• _Material for the task_:
- - -

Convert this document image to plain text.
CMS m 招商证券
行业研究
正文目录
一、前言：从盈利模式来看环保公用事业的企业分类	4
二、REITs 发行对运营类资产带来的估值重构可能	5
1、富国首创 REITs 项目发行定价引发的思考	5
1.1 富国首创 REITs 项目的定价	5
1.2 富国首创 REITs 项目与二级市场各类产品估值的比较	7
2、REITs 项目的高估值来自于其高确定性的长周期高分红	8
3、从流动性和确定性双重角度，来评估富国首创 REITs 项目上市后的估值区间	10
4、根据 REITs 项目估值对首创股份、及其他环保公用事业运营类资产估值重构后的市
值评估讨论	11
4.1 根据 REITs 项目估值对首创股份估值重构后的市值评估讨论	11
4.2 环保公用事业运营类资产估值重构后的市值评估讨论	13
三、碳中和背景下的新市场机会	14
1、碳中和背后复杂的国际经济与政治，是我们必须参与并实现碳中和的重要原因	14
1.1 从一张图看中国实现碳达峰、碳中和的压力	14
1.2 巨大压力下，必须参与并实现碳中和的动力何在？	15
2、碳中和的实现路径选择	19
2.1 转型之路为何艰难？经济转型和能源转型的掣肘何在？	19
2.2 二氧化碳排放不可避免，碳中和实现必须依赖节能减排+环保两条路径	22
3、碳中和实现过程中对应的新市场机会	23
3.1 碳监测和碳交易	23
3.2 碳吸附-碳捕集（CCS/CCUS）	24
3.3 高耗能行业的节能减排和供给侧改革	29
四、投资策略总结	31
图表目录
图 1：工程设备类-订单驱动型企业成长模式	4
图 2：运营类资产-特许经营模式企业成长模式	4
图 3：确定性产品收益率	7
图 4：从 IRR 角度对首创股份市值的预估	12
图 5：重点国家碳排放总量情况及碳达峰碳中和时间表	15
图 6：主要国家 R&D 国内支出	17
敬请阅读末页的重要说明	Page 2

- - -

• _Short exercise_: Copy out the full listing exactly.

• _In response_:
Convert this document image to plain text.
CMS m 招商证券
行业研究
正文目录
一、前言：从盈利模式来看环保公用事业的企业分类	4
二、REITs 发行对运营类资产带来的估值重构可能	5
1、富国首创 REITs 项目发行定价引发的思考	5
1.1 富国首创 REITs 项目的定价	5
1.2 富国首创 REITs 项目与二级市场各类产品估值的比较	7
2、REITs 项目的高估值来自于其高确定性的长周期高分红	8
3、从流动性和确定性双重角度，来评估富国首创 REITs 项目上市后的估值区间	10
4、根据 REITs 项目估值对首创股份、及其他环保公用事业运营类资产估值重构后的市
值评估讨论	11
4.1 根据 REITs 项目估值对首创股份估值重构后的市值评估讨论	11
4.2 环保公用事业运营类资产估值重构后的市值评估讨论	13
三、碳中和背景下的新市场机会	14
1、碳中和背后复杂的国际经济与政治，是我们必须参与并实现碳中和的重要原因	14
1.1 从一张图看中国实现碳达峰、碳中和的压力	14
1.2 巨大压力下，必须参与并实现碳中和的动力何在？	15
2、碳中和的实现路径选择	19
2.1 转型之路为何艰难？经济转型和能源转型的掣肘何在？	19
2.2 二氧化碳排放不可避免，碳中和实现必须依赖节能减排+环保两条路径	22
3、碳中和实现过程中对应的新市场机会	23
3.1 碳监测和碳交易	23
3.2 碳吸附-碳捕集（CCS/CCUS）	24
3.3 高耗能行业的节能减排和供给侧改革	29
四、投资策略总结	31
图表目录
图 1：工程设备类-订单驱动型企业成长模式	4
图 2：运营类资产-特许经营模式企业成长模式	4
图 3：确定性产品收益率	7
图 4：从 IRR 角度对首创股份市值的预估	12
图 5：重点国家碳排放总量情况及碳达峰碳中和时间表	15
图 6：主要国家 R&D 国内支出	17
敬请阅读末页的重要说明	Page 2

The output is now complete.